• [Task directions]: Copy out, from the entries below, each line holding the string "заявителя".

• [Input for this task]:

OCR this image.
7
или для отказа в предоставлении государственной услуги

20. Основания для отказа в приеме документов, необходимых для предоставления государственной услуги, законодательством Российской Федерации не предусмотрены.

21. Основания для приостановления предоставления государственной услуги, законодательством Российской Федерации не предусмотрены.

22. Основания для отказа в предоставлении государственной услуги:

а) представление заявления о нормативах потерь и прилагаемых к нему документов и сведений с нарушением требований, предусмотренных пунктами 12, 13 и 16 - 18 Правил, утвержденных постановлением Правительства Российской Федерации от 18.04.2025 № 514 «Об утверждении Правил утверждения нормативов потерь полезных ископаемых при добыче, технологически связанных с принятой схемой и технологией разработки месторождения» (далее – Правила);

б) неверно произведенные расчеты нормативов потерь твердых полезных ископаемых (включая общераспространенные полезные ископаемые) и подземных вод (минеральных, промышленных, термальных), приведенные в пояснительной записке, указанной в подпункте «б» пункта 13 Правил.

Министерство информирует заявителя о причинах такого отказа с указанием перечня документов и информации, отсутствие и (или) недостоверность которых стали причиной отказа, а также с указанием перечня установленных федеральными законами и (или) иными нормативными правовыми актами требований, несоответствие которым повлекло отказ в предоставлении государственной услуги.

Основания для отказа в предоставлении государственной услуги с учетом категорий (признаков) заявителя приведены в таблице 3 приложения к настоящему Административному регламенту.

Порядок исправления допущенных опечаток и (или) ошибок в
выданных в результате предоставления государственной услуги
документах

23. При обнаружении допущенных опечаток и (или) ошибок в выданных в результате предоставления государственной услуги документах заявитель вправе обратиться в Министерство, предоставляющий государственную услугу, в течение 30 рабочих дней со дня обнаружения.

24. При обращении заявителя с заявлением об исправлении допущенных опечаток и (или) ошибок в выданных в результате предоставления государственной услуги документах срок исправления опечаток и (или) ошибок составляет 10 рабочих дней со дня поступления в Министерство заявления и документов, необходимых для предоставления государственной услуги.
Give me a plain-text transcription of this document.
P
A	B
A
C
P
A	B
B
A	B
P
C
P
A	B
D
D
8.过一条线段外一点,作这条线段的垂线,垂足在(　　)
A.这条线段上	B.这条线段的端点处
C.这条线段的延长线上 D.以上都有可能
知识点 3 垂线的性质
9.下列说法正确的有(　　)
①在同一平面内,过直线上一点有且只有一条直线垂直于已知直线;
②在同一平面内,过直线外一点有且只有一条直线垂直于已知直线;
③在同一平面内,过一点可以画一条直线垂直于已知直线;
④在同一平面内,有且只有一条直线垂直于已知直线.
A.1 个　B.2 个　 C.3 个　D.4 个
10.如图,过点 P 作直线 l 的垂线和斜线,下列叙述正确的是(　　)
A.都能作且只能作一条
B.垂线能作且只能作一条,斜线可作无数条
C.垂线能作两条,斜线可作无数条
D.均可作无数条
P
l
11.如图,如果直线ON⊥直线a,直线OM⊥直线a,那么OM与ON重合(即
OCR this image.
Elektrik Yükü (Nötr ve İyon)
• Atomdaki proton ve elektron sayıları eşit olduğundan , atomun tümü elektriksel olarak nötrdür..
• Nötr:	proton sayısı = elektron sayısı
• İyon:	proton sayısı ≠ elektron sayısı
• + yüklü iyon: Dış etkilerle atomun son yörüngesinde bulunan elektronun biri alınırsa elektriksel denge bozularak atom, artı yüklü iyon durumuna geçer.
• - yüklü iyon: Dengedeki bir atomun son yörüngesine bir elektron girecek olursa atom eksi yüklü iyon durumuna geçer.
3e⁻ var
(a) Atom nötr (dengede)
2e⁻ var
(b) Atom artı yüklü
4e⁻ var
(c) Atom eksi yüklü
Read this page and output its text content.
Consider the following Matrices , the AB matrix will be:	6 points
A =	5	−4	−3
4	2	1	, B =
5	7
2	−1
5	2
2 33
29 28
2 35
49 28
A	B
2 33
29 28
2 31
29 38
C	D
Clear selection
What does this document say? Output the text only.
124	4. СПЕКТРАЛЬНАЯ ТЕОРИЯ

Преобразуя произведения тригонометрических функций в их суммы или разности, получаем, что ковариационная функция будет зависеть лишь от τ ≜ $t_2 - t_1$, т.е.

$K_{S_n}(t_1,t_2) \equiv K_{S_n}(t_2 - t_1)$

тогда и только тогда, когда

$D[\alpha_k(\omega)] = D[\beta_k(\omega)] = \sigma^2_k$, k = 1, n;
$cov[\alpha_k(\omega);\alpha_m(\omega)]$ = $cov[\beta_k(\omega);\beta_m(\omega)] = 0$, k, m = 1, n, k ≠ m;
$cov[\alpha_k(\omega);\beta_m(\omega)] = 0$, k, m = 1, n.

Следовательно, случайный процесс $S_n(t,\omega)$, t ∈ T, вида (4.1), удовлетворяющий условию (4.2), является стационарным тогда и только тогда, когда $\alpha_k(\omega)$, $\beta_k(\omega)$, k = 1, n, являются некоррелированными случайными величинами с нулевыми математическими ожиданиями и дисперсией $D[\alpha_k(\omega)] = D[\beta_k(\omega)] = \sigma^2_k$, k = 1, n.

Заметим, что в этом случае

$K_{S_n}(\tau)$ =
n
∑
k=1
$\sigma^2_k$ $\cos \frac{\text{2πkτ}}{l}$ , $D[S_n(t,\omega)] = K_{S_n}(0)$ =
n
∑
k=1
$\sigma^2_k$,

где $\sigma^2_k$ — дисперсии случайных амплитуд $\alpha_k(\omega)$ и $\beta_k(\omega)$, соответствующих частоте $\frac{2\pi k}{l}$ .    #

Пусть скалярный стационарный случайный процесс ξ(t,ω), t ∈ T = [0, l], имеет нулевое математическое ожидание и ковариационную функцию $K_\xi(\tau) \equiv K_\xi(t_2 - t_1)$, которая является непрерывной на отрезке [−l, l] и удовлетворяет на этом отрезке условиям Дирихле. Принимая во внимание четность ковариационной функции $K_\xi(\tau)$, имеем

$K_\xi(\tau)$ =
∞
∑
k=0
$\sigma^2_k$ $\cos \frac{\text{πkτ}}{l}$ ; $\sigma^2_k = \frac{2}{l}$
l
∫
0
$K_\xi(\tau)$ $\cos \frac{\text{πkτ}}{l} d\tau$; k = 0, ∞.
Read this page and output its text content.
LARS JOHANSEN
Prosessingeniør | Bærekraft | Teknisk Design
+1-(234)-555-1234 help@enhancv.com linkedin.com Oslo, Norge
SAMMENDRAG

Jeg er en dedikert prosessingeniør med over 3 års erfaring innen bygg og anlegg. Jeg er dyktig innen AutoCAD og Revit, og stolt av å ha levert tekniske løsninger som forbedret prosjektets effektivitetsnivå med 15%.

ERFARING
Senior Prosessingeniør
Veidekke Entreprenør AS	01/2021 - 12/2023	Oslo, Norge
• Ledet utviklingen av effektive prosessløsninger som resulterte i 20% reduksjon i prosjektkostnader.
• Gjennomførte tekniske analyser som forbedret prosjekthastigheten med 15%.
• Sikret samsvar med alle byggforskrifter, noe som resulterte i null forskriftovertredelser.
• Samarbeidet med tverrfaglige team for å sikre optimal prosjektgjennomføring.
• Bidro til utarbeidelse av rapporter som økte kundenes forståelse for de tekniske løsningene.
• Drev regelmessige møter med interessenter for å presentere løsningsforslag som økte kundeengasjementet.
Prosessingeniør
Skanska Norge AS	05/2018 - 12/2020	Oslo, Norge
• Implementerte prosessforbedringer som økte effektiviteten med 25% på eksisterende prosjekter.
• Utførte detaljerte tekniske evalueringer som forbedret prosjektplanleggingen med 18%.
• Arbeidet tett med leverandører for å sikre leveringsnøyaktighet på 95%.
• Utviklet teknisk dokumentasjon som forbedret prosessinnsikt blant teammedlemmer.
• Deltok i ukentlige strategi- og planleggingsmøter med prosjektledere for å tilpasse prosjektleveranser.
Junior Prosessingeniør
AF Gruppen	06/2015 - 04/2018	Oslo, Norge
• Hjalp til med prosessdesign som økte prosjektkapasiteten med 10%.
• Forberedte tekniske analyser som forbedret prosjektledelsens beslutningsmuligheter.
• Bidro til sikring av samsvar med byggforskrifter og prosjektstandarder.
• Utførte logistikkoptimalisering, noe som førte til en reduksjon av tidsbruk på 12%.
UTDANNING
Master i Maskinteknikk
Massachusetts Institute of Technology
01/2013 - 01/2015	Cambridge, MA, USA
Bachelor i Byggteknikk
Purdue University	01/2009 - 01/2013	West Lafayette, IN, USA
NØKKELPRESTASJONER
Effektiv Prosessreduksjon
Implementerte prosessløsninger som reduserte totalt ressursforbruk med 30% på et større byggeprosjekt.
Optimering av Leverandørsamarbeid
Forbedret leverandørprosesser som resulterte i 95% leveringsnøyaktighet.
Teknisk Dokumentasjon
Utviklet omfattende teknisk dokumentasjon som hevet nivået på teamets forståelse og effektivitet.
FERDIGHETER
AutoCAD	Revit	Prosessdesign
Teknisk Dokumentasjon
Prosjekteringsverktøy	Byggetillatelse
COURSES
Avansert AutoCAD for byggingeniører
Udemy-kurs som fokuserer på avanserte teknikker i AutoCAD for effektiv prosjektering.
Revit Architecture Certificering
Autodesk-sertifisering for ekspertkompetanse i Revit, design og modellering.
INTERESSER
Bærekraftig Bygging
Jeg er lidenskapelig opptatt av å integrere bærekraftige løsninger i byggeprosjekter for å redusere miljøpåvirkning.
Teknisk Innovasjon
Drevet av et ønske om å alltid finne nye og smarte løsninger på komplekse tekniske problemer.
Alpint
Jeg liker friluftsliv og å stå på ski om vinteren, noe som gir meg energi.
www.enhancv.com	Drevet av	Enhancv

• [Answer to the exercise]:
Министерство информирует заявителя о причинах такого отказа с указанием перечня документов и информации, отсутствие и (или) недостоверность которых стали причиной отказа, а также с указанием перечня установленных федеральными законами и (или) иными нормативными правовыми актами требований, несоответствие которым повлекло отказ в предоставлении государственной услуги.
Основания для отказа в предоставлении государственной услуги с учетом категорий (признаков) заявителя приведены в таблице 3 приложения к настоящему Административному регламенту.
24. При обращении заявителя с заявлением об исправлении допущенных опечаток и (или) ошибок в выданных в результате предоставления государственной услуги документах срок исправления опечаток и (или) ошибок составляет 10 рабочих дней со дня поступления в Министерство заявления и документов, необходимых для предоставления государственной услуги.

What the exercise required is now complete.